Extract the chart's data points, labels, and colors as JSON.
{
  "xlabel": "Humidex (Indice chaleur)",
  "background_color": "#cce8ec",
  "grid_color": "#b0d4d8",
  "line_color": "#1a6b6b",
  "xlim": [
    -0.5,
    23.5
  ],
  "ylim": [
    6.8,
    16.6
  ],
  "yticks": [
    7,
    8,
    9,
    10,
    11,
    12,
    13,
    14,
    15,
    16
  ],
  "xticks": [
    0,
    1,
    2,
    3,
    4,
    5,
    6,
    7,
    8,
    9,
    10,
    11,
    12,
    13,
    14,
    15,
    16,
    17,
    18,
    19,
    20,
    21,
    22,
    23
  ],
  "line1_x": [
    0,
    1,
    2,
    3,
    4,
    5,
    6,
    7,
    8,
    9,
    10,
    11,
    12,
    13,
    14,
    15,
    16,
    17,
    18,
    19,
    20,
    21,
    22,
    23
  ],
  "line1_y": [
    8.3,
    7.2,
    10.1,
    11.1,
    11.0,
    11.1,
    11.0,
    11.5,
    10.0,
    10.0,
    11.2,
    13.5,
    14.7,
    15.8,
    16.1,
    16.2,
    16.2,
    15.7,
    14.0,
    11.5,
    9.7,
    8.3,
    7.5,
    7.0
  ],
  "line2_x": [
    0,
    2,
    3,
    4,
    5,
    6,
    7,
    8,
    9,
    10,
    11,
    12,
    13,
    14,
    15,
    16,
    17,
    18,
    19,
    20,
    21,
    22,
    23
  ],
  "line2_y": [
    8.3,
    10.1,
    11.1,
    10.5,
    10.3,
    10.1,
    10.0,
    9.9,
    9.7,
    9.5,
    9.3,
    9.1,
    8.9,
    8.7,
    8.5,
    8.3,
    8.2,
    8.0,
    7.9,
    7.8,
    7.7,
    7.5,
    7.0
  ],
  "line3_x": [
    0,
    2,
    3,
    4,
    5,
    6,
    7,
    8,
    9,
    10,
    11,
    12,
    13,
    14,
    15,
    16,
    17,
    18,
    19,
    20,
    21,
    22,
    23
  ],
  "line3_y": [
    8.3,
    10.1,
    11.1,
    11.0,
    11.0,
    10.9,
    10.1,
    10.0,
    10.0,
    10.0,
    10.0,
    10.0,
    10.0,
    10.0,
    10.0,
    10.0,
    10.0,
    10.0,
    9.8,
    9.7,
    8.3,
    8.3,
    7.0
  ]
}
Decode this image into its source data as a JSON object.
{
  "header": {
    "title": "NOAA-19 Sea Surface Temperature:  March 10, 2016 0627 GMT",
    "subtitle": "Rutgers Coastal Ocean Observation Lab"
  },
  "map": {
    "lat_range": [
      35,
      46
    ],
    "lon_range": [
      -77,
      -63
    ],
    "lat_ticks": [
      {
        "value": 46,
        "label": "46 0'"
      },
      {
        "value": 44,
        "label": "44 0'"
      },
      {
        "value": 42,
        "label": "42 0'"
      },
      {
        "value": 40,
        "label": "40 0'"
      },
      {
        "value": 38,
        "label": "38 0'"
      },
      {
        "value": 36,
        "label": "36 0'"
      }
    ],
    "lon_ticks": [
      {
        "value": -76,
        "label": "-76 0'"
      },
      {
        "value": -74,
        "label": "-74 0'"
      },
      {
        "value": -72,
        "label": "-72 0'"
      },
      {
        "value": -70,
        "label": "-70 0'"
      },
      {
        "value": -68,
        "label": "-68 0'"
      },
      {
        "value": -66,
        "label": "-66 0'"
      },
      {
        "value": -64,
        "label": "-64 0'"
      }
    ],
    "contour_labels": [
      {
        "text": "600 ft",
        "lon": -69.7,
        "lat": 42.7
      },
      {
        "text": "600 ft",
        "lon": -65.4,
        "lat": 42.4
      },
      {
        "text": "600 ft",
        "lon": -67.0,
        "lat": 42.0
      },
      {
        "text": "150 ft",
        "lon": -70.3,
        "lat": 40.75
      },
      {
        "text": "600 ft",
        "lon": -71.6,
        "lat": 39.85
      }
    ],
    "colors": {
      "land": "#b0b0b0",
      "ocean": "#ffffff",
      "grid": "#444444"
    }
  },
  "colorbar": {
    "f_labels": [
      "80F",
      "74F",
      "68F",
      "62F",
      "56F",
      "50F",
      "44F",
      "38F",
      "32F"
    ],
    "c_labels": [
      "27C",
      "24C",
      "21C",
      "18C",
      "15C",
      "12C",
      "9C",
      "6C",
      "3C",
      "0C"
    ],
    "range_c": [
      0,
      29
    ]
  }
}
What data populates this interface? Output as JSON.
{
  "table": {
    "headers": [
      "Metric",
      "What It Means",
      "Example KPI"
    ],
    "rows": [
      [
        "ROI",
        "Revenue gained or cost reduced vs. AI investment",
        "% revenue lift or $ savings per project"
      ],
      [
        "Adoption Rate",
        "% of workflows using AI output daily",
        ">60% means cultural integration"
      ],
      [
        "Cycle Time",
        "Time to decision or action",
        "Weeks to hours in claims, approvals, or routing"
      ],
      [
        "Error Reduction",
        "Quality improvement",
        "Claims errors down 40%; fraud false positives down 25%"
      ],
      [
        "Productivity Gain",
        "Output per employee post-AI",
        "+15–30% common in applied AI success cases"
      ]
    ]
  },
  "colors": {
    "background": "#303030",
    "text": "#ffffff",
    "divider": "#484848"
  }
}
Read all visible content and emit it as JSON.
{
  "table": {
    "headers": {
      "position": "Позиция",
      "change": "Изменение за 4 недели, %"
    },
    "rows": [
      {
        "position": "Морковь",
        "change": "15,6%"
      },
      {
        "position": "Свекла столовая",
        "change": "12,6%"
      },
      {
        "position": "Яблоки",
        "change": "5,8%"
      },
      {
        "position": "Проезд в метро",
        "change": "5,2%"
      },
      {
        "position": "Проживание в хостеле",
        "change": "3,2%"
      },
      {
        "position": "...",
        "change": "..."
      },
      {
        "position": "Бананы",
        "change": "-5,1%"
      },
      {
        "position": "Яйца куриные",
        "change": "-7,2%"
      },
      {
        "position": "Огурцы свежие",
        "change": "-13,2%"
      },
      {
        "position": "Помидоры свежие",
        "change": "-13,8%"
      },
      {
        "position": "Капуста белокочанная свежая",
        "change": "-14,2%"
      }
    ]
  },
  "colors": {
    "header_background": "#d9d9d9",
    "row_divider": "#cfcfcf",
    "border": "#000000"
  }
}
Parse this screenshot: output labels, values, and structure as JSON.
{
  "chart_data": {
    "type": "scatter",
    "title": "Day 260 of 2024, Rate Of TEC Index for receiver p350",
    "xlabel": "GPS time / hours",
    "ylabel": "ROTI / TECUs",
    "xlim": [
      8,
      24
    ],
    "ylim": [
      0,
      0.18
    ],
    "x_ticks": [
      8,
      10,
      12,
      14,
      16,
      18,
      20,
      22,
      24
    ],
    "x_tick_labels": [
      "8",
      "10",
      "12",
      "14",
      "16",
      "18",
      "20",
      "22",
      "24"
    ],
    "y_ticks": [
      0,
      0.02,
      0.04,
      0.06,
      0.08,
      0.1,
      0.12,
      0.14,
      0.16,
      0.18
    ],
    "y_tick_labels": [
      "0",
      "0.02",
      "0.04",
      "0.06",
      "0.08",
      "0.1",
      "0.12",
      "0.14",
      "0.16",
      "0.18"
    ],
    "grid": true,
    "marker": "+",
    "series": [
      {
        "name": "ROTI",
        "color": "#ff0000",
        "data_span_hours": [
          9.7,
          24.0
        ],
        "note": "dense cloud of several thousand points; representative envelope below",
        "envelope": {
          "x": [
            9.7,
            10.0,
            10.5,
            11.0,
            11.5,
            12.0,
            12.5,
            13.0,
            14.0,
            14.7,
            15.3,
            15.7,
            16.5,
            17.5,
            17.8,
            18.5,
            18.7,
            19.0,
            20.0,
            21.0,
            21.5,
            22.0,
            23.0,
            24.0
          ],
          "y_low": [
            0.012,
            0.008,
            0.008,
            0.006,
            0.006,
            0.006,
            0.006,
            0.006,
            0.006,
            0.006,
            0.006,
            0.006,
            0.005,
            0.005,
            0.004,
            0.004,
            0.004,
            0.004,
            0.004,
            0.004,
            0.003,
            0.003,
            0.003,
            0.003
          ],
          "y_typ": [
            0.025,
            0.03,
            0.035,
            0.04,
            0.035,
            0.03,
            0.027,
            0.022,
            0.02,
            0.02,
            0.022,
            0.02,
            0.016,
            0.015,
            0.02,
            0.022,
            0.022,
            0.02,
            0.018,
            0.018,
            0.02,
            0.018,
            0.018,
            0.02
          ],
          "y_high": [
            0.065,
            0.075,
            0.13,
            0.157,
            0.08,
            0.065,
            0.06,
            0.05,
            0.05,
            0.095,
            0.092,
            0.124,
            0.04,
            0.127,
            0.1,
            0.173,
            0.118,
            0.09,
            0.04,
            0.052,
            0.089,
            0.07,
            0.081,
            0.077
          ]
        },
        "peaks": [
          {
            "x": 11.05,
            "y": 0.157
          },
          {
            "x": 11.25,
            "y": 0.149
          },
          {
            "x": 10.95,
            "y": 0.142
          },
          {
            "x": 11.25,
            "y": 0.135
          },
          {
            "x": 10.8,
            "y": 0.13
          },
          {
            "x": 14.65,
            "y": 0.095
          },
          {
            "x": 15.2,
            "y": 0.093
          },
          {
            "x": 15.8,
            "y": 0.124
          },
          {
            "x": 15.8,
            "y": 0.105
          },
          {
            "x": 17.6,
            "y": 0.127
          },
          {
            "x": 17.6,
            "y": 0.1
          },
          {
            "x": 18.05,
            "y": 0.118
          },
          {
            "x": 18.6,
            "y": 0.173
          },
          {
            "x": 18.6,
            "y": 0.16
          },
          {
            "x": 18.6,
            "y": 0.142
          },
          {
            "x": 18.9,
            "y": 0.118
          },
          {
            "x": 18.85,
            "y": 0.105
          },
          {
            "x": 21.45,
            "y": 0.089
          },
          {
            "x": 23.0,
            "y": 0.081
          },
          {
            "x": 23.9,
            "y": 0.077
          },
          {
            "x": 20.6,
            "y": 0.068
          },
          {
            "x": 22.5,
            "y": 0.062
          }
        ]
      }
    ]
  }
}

_ _ _ _ _

Short exercise | Using the listing above, locate the lines that hold "this" and copy each one.

Output |
Decode this image into its source data as a JSON object.
What data populates this interface? Output as JSON.
Parse this screenshot: output labels, values, and structure as JSON.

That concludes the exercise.